Saved entries
begin

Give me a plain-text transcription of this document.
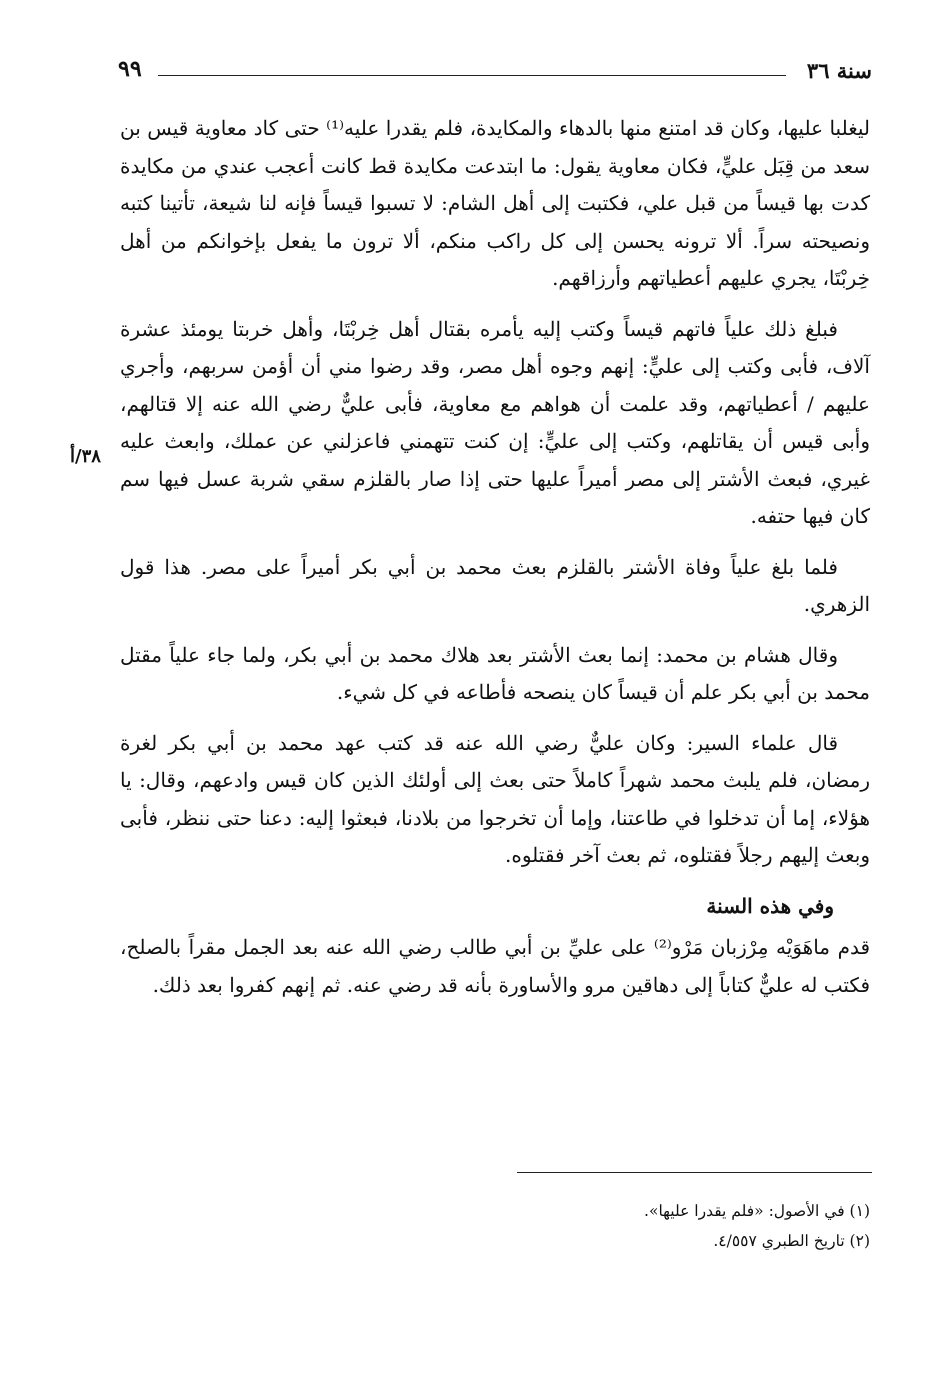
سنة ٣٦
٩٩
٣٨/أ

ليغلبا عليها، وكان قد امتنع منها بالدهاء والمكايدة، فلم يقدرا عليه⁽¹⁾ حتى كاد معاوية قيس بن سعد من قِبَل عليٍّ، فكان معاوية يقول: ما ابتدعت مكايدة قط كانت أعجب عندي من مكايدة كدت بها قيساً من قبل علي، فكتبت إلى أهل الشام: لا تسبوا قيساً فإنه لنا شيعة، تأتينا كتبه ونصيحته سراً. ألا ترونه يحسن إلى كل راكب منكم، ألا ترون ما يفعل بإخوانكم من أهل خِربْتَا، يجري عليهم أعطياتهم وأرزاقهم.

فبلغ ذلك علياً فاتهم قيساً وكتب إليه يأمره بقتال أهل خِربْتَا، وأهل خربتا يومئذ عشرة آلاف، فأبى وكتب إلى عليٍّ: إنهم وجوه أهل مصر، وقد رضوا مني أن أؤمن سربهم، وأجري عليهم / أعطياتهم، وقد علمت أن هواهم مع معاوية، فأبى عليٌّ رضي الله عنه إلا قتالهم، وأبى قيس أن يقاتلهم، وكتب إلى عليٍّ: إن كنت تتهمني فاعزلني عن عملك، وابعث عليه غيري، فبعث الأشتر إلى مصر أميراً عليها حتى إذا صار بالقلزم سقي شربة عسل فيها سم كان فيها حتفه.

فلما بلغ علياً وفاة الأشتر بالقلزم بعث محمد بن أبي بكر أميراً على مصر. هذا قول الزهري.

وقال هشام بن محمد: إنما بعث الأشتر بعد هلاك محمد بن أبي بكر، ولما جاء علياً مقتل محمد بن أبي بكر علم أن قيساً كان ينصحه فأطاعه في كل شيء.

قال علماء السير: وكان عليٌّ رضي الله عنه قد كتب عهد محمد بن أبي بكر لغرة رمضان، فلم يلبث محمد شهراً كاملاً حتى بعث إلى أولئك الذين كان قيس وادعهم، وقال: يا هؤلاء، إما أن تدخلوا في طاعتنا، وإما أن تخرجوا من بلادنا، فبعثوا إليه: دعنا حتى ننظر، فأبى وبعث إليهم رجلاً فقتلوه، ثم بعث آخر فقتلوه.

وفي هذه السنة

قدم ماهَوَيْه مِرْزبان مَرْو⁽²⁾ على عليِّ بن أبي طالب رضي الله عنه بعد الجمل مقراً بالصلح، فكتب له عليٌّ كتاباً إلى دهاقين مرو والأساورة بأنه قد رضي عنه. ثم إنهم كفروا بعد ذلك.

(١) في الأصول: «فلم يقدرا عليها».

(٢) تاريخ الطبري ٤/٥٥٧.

end
begin

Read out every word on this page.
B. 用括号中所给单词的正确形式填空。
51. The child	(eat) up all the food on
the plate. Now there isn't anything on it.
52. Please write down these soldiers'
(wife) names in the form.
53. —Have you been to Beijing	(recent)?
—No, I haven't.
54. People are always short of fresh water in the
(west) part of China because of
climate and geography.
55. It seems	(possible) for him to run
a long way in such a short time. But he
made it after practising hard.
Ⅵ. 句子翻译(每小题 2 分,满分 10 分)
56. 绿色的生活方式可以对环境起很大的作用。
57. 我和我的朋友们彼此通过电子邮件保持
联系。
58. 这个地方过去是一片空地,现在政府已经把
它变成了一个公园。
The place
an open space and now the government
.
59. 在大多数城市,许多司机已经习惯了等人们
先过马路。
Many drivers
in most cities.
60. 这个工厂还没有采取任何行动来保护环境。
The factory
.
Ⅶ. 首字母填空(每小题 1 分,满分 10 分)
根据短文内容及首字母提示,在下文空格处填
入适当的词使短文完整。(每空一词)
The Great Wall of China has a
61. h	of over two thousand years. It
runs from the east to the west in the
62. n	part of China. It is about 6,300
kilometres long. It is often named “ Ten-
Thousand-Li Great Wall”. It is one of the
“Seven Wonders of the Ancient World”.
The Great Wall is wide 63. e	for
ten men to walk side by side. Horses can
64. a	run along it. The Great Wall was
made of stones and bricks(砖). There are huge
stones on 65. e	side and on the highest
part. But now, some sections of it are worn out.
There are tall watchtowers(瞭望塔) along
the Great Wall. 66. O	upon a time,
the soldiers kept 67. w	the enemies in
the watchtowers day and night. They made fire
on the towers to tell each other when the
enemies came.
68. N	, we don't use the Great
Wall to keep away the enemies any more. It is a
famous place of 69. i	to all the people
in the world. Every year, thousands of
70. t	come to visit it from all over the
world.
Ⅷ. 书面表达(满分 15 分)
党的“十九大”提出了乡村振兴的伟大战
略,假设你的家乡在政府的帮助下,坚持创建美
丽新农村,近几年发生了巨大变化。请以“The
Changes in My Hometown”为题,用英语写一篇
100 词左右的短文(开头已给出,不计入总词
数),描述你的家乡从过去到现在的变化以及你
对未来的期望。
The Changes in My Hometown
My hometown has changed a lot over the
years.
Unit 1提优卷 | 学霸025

end

(GIVEN INSTRUCTION): Show all lines from the data above in which the word "along" appears.

(RESULT OF THIS TASK):
64. a	run along it. The Great Wall was
There are tall watchtowers(瞭望塔) along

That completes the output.